>>>>>

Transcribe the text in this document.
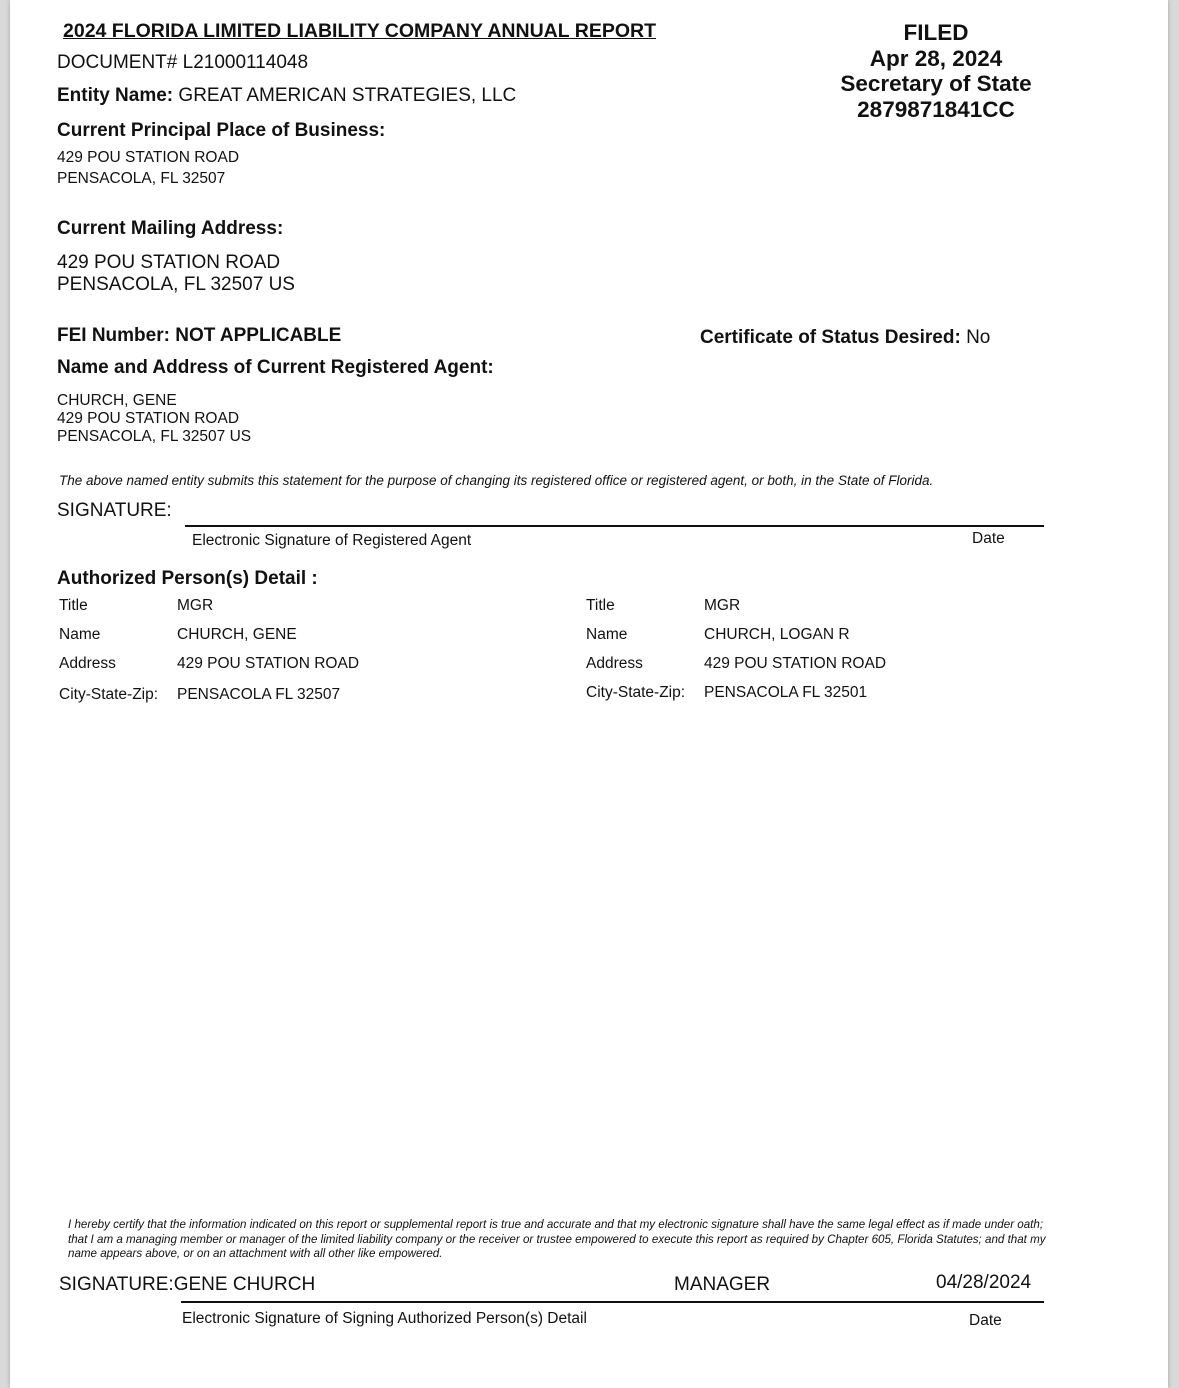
2024 FLORIDA LIMITED LIABILITY COMPANY ANNUAL REPORT
DOCUMENT# L21000114048
Entity Name: GREAT AMERICAN STRATEGIES, LLC
FILED
Apr 28, 2024
Secretary of State
2879871841CC
Current Principal Place of Business:
429 POU STATION ROAD
PENSACOLA, FL 32507
Current Mailing Address:
429 POU STATION ROAD
PENSACOLA, FL 32507 US
FEI Number: NOT APPLICABLE	Certificate of Status Desired: No
Name and Address of Current Registered Agent:
CHURCH, GENE
429 POU STATION ROAD
PENSACOLA, FL 32507 US
The above named entity submits this statement for the purpose of changing its registered office or registered agent, or both, in the State of Florida.
SIGNATURE:
Electronic Signature of Registered Agent	Date
Authorized Person(s) Detail :
Title	MGR
Name	CHURCH, GENE
Address	429 POU STATION ROAD
City-State-Zip: PENSACOLA FL 32507
Title	MGR
Name	CHURCH, LOGAN R
Address	429 POU STATION ROAD
City-State-Zip: PENSACOLA FL 32501
I hereby certify that the information indicated on this report or supplemental report is true and accurate and that my electronic signature shall have the same legal effect as if made under oath; that I am a managing member or manager of the limited liability company or the receiver or trustee empowered to execute this report as required by Chapter 605, Florida Statutes; and that my name appears above, or on an attachment with all other like empowered.
SIGNATURE:GENE CHURCH	MANAGER	04/28/2024
Electronic Signature of Signing Authorized Person(s) Detail	Date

<<<<<

▶ Task prompt: Leave out the pictures and restate everything else word for word.

▶ Answer to this exercise:
Transcribe the text in this document.
2024 FLORIDA LIMITED LIABILITY COMPANY ANNUAL REPORT
DOCUMENT# L21000114048
Entity Name: GREAT AMERICAN STRATEGIES, LLC
FILED
Apr 28, 2024
Secretary of State
2879871841CC
Current Principal Place of Business:
429 POU STATION ROAD
PENSACOLA, FL 32507
Current Mailing Address:
429 POU STATION ROAD
PENSACOLA, FL 32507 US
FEI Number: NOT APPLICABLE	Certificate of Status Desired: No
Name and Address of Current Registered Agent:
CHURCH, GENE
429 POU STATION ROAD
PENSACOLA, FL 32507 US
The above named entity submits this statement for the purpose of changing its registered office or registered agent, or both, in the State of Florida.
SIGNATURE:
Electronic Signature of Registered Agent	Date
Authorized Person(s) Detail :
Title	MGR
Name	CHURCH, GENE
Address	429 POU STATION ROAD
City-State-Zip: PENSACOLA FL 32507
Title	MGR
Name	CHURCH, LOGAN R
Address	429 POU STATION ROAD
City-State-Zip: PENSACOLA FL 32501
I hereby certify that the information indicated on this report or supplemental report is true and accurate and that my electronic signature shall have the same legal effect as if made under oath; that I am a managing member or manager of the limited liability company or the receiver or trustee empowered to execute this report as required by Chapter 605, Florida Statutes; and that my name appears above, or on an attachment with all other like empowered.
SIGNATURE:GENE CHURCH	MANAGER	04/28/2024
Electronic Signature of Signing Authorized Person(s) Detail	Date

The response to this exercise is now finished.